▶ _PROBLEM DETAILS_: Transcribe everything in the data word for word. Pictures are left out.

▶ _MATERIAL FOR THIS TASK_:
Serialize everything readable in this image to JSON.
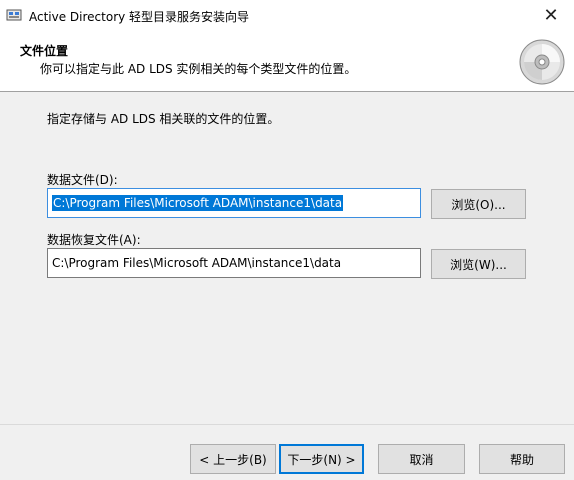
{
  "window": {
    "title": "Active Directory 轻型目录服务安装向导",
    "close_symbol": "✕",
    "app_icon": "directory-app-icon"
  },
  "header": {
    "title": "文件位置",
    "subtitle": "你可以指定与此 AD LDS 实例相关的每个类型文件的位置。",
    "icon": "cd-disc-icon"
  },
  "main": {
    "intro": "指定存储与 AD LDS 相关联的文件的位置。",
    "data_files": {
      "label": "数据文件(D):",
      "value": "C:\\Program Files\\Microsoft ADAM\\instance1\\data",
      "browse": "浏览(O)..."
    },
    "recovery_files": {
      "label": "数据恢复文件(A):",
      "value": "C:\\Program Files\\Microsoft ADAM\\instance1\\data",
      "browse": "浏览(W)..."
    }
  },
  "footer": {
    "back": "< 上一步(B)",
    "next": "下一步(N) >",
    "cancel": "取消",
    "help": "帮助"
  }
}
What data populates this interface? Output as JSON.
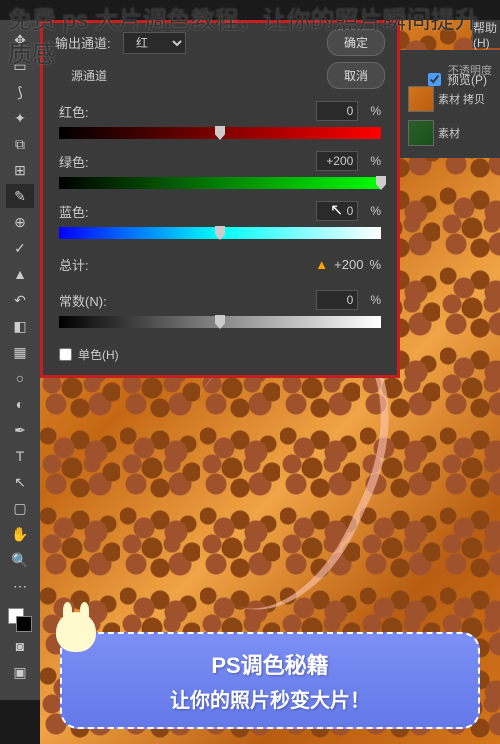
{
  "overlay_title": "免费 ps 大片调色教程，让你的照片瞬间提升质感",
  "dialog": {
    "confirm": "确定",
    "cancel": "取消",
    "channel_label": "输出通道:",
    "channel_value": "红",
    "preview_label": "预览(P)",
    "section": "源通道",
    "red_label": "红色:",
    "red_value": "0",
    "green_label": "绿色:",
    "green_value": "+200",
    "blue_label": "蓝色:",
    "blue_value": "0",
    "total_label": "总计:",
    "total_value": "+200",
    "const_label": "常数(N):",
    "const_value": "0",
    "mono_label": "单色(H)",
    "pct": "%"
  },
  "panel": {
    "opacity_label": "不透明度",
    "layer1": "素材 拷贝",
    "layer2": "素材"
  },
  "badge": {
    "line1": "PS调色秘籍",
    "line2": "让你的照片秒变大片！"
  },
  "help": "帮助(H)"
}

▶ _CORRECT ANSWER_:
Serialize everything readable in this image to JSON.
{
  "window": {
    "title": "Active Directory 轻型目录服务安装向导",
    "close_symbol": "✕",
    "app_icon": "directory-app-icon"
  },
  "header": {
    "title": "文件位置",
    "subtitle": "你可以指定与此 AD LDS 实例相关的每个类型文件的位置。",
    "icon": "cd-disc-icon"
  },
  "main": {
    "intro": "指定存储与 AD LDS 相关联的文件的位置。",
    "data_files": {
      "label": "数据文件(D):",
      "value": "C:\\Program Files\\Microsoft ADAM\\instance1\\data",
      "browse": "浏览(O)..."
    },
    "recovery_files": {
      "label": "数据恢复文件(A):",
      "value": "C:\\Program Files\\Microsoft ADAM\\instance1\\data",
      "browse": "浏览(W)..."
    }
  },
  "footer": {
    "back": "< 上一步(B)",
    "next": "下一步(N) >",
    "cancel": "取消",
    "help": "帮助"
  }
}
What data populates this interface? Output as JSON.
{
  "overlay_title": "免费 ps 大片调色教程，让你的照片瞬间提升质感",
  "dialog": {
    "confirm": "确定",
    "cancel": "取消",
    "channel_label": "输出通道:",
    "channel_value": "红",
    "preview_label": "预览(P)",
    "section": "源通道",
    "red_label": "红色:",
    "red_value": "0",
    "green_label": "绿色:",
    "green_value": "+200",
    "blue_label": "蓝色:",
    "blue_value": "0",
    "total_label": "总计:",
    "total_value": "+200",
    "const_label": "常数(N):",
    "const_value": "0",
    "mono_label": "单色(H)",
    "pct": "%"
  },
  "panel": {
    "opacity_label": "不透明度",
    "layer1": "素材 拷贝",
    "layer2": "素材"
  },
  "badge": {
    "line1": "PS调色秘籍",
    "line2": "让你的照片秒变大片！"
  },
  "help": "帮助(H)"
}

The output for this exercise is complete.